** start **
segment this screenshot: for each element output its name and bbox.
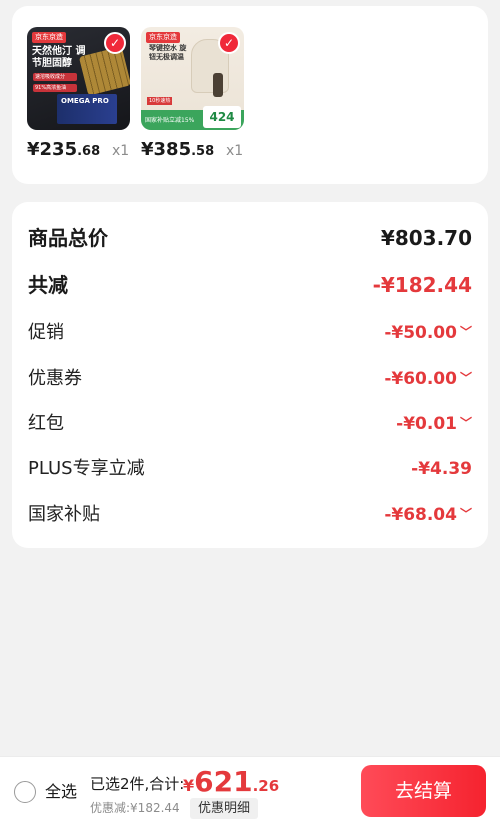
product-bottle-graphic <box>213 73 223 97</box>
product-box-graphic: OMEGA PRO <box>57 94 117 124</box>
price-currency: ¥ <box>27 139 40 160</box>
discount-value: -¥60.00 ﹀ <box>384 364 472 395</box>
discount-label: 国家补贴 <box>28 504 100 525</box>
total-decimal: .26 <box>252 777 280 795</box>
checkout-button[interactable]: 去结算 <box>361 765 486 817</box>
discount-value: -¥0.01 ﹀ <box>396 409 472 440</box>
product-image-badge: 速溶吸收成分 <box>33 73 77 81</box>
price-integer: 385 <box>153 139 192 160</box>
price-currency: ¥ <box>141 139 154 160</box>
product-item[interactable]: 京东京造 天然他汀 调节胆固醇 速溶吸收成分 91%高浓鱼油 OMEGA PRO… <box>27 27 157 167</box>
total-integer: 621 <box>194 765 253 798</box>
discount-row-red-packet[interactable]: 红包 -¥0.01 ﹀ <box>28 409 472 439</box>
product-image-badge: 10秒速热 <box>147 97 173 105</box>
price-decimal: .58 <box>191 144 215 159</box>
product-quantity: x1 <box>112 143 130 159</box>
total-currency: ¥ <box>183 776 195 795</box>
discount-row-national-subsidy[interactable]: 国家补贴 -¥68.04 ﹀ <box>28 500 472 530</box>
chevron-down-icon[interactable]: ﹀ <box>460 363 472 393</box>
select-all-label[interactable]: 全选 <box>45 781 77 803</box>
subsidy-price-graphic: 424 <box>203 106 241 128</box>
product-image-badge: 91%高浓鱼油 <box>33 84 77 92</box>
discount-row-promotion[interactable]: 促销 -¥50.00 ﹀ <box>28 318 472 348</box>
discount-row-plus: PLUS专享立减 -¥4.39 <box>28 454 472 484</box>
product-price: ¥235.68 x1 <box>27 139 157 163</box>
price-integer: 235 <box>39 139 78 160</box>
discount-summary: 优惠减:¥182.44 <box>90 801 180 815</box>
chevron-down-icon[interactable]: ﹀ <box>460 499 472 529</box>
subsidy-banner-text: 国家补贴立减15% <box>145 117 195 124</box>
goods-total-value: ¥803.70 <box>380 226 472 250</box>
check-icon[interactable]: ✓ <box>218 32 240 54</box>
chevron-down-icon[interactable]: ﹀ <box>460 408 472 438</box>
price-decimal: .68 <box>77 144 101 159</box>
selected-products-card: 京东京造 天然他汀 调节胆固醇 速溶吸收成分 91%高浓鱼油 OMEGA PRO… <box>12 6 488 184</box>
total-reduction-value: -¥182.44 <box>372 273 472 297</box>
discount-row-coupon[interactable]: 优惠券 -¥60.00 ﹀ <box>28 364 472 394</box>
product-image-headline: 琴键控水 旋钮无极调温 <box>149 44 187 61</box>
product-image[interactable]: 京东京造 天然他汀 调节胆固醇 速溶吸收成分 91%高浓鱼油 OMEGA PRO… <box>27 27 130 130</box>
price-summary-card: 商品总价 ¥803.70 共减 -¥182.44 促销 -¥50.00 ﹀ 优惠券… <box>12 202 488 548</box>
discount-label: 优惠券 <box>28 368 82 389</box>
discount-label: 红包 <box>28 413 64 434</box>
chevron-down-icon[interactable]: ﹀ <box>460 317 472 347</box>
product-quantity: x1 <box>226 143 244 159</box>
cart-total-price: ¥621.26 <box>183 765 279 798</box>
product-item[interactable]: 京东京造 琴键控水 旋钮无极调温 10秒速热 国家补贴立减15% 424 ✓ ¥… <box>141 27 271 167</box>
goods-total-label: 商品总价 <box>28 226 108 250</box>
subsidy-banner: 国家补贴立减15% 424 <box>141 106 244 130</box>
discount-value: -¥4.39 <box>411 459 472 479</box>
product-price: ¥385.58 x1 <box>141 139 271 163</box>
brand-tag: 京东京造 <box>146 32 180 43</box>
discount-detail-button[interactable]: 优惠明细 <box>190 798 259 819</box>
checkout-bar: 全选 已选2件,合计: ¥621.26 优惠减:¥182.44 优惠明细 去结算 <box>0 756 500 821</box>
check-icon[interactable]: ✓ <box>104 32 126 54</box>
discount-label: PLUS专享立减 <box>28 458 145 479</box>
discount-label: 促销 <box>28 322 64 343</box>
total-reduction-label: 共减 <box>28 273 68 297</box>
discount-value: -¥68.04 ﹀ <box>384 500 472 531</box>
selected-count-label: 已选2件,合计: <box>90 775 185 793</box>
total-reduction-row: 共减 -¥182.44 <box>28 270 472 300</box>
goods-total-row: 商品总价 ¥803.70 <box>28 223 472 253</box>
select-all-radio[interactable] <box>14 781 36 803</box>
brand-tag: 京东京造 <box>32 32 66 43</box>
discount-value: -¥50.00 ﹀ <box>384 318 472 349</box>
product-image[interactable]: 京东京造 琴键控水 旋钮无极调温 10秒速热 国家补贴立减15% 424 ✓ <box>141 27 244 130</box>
** end **
** start **
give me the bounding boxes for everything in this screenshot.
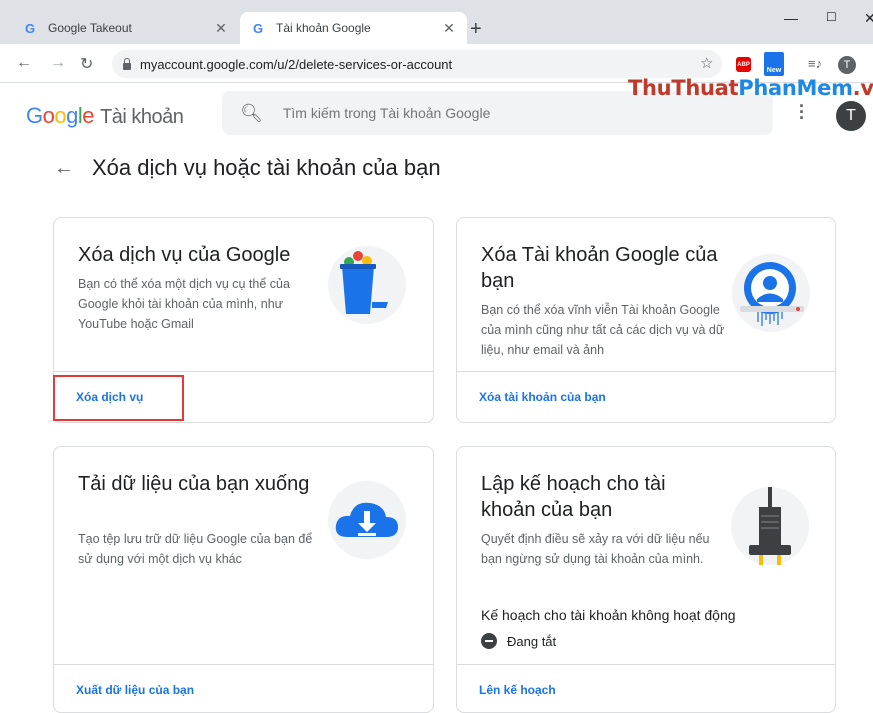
** end **
# Task directions:
Rewrite the records between the line holding "segment this screenshot: for" and the line holding "discount-label: 国家补贴 <box>28", inclusive, putting "discount-amount" in place of "discount-value" and changing nothing else. Leave the pictures out and give only those lines.

# Problem solution:
segment this screenshot: for each element output its name and bbox.
product-bottle-graphic <box>213 73 223 97</box>
product-box-graphic: OMEGA PRO <box>57 94 117 124</box>
price-currency: ¥ <box>27 139 40 160</box>
discount-amount: -¥60.00 ﹀ <box>384 364 472 395</box>
discount-label: 国家补贴 <box>28 504 100 525</box>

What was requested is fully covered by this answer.